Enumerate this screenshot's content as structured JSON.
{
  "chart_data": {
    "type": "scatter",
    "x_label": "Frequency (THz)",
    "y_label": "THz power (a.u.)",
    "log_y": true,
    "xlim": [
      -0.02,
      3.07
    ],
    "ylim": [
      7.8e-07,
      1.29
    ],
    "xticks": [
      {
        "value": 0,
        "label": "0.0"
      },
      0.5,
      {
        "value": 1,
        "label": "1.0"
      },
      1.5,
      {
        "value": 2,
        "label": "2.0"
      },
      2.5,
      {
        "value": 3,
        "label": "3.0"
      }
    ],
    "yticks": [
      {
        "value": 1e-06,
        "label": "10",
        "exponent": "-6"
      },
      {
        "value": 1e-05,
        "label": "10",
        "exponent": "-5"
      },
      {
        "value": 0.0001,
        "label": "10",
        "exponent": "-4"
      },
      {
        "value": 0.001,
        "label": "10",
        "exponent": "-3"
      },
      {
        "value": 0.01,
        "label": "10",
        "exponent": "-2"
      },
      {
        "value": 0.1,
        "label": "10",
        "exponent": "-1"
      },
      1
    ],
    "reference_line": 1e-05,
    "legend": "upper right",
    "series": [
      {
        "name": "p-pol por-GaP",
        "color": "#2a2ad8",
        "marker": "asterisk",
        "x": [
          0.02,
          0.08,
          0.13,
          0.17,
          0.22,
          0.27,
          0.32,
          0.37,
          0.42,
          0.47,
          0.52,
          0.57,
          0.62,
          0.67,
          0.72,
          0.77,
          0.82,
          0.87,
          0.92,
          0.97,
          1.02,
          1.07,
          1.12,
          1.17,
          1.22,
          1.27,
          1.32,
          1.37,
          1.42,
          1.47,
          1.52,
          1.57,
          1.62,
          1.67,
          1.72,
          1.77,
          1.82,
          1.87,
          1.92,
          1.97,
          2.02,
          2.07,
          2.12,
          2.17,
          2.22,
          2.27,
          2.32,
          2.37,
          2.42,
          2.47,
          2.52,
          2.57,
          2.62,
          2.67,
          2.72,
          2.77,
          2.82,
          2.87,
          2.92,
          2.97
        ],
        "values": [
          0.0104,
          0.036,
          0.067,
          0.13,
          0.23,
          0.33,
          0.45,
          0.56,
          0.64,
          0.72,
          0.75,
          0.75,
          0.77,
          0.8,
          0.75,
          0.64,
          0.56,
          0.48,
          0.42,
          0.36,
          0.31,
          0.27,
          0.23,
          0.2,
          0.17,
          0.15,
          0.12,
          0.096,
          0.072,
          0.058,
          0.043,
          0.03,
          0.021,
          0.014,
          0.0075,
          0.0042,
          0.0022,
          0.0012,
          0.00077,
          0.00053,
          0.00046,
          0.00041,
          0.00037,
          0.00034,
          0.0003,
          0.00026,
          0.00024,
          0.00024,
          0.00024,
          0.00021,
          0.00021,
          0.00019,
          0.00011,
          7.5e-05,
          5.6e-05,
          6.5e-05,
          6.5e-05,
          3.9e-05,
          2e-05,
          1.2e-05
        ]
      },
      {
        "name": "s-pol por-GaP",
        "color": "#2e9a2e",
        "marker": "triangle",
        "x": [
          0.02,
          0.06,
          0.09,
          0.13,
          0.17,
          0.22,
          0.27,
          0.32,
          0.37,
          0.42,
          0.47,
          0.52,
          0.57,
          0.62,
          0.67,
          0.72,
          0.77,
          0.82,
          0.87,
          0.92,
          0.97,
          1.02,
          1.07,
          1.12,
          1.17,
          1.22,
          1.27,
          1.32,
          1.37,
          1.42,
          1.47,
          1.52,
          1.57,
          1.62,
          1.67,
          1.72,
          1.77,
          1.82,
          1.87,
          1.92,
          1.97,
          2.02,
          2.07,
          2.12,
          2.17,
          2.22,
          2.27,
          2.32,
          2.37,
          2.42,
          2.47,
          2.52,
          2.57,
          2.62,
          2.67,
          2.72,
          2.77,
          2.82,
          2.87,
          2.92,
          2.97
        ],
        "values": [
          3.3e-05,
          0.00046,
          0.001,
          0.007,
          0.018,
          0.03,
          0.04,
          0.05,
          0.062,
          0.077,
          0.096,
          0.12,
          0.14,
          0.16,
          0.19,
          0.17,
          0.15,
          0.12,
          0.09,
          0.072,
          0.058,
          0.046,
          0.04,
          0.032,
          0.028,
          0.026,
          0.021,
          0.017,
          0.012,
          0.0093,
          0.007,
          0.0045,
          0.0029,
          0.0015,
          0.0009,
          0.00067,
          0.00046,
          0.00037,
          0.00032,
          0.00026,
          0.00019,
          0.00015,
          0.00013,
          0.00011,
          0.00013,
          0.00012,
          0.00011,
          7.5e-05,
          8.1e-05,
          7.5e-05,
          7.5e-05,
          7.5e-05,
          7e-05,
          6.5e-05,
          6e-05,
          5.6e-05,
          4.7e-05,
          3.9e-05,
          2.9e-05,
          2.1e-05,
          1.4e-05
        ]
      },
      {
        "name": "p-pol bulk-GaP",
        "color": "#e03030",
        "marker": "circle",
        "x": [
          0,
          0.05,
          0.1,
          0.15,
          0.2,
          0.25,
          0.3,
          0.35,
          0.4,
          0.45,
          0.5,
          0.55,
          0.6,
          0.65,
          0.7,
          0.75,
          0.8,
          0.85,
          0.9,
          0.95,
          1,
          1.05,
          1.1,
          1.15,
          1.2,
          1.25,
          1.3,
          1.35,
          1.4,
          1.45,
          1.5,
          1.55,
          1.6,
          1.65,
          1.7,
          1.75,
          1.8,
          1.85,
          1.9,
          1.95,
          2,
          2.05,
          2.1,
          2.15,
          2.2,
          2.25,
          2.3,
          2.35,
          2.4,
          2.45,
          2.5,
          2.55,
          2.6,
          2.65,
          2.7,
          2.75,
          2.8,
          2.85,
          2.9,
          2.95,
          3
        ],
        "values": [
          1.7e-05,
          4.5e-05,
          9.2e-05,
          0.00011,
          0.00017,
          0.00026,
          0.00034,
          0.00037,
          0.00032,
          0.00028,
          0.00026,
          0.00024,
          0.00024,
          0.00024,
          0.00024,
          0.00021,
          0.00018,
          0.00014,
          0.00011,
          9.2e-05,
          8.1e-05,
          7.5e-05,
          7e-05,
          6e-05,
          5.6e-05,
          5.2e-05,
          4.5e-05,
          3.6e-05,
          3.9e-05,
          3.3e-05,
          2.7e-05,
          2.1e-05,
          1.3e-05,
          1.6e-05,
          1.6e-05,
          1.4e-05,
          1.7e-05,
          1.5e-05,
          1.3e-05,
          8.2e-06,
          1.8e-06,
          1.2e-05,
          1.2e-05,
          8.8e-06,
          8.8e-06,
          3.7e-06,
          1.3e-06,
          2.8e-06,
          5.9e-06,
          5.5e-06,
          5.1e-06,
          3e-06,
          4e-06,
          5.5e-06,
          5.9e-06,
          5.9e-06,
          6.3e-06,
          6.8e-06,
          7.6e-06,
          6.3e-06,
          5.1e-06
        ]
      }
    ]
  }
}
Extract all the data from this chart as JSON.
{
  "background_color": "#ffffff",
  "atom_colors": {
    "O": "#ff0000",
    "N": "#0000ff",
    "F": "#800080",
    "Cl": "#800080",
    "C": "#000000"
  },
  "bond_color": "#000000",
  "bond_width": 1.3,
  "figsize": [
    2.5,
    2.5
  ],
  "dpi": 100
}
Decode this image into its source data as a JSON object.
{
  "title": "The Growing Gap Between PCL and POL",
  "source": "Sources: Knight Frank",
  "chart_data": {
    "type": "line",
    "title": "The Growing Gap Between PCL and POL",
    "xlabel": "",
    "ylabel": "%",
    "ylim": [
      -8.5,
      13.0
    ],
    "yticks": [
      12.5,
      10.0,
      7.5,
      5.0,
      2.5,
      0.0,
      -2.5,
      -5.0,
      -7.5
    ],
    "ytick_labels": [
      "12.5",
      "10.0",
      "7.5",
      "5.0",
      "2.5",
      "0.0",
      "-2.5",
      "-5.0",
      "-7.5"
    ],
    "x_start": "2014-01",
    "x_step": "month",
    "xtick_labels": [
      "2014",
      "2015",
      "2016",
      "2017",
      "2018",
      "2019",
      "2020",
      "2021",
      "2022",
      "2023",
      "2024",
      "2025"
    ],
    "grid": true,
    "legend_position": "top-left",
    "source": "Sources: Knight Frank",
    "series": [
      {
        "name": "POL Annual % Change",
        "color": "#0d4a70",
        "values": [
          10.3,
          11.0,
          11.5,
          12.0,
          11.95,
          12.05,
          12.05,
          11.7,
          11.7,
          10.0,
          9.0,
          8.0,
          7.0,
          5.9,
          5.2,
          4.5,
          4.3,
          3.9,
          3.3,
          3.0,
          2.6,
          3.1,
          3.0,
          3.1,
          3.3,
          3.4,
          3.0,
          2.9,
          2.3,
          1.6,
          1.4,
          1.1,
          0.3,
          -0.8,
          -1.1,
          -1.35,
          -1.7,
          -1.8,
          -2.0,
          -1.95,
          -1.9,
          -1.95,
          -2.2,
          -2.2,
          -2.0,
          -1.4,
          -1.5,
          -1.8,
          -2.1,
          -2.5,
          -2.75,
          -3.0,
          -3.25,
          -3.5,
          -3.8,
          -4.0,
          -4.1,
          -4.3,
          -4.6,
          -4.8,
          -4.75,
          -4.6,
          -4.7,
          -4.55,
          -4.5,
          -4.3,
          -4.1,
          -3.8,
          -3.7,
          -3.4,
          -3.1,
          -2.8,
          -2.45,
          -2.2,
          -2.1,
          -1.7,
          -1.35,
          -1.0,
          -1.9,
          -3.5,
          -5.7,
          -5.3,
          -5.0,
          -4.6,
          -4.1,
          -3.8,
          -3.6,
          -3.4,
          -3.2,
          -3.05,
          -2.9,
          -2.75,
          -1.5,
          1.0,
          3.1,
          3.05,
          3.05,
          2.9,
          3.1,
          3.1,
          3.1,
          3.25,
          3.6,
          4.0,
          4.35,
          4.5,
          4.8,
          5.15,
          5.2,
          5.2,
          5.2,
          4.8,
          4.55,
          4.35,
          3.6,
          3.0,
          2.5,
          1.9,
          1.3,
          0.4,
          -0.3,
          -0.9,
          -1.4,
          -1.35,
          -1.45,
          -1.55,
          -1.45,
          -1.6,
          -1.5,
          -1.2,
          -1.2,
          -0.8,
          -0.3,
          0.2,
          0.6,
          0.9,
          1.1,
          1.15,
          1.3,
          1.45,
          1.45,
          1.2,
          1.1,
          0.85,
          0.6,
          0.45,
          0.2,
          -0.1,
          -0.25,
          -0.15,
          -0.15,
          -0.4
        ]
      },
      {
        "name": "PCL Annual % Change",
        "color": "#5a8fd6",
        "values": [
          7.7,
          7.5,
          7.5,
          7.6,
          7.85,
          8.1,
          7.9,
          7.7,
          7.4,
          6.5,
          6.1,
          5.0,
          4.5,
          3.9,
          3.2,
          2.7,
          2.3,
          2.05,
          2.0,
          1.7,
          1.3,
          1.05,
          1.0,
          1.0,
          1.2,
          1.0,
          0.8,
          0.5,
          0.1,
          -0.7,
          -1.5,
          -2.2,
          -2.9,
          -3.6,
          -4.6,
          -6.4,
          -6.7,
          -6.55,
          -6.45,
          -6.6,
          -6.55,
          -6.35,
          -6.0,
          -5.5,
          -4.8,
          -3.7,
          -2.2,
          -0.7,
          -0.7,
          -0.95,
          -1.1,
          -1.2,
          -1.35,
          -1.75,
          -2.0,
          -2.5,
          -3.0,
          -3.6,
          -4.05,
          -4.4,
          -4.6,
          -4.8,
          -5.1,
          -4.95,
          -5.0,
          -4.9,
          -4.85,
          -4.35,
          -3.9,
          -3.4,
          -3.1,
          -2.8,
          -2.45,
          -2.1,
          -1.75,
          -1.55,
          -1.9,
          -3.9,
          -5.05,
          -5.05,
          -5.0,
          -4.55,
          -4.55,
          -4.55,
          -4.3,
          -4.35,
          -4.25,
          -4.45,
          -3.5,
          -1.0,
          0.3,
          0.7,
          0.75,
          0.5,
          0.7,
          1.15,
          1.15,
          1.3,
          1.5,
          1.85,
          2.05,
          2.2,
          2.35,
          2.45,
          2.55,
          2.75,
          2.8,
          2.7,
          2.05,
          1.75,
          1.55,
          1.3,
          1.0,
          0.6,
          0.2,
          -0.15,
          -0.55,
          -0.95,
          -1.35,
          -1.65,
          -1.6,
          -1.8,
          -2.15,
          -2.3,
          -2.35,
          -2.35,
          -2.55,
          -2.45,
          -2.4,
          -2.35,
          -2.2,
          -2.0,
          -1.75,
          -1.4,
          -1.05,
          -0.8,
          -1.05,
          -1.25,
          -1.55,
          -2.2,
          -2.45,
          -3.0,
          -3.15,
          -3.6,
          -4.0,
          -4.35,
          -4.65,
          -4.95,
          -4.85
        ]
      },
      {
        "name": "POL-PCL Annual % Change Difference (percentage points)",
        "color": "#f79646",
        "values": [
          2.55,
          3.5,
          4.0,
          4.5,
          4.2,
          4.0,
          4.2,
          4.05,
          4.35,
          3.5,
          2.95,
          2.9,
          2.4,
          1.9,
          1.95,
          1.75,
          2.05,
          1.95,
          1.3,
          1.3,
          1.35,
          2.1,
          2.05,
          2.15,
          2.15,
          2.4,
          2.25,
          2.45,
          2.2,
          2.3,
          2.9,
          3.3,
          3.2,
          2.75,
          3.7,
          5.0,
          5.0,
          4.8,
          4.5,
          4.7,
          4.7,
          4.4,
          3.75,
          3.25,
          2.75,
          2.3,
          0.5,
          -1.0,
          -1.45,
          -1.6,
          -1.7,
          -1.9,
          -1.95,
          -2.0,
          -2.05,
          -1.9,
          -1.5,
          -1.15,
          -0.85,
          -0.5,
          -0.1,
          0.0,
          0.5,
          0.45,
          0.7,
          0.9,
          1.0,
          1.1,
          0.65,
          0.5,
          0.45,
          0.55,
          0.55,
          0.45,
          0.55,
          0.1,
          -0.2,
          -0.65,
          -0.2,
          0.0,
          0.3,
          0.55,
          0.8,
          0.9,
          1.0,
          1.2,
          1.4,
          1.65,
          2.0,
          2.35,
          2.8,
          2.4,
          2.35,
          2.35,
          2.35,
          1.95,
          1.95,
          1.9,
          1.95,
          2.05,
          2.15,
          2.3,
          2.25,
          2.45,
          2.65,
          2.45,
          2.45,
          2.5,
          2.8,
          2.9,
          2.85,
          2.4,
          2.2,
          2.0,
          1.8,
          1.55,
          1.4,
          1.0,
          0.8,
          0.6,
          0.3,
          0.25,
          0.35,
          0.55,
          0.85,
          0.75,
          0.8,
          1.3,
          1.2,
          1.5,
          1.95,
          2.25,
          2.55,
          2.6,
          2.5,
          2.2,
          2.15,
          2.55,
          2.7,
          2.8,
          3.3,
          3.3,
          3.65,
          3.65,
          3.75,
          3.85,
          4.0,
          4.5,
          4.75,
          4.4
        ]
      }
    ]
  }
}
——
- **What to produce**:
Read the entries above, then pull out the lines that include "Sources".

- **Answer below**:
  "source": "Sources: Knight Frank",
    "source": "Sources: Knight Frank",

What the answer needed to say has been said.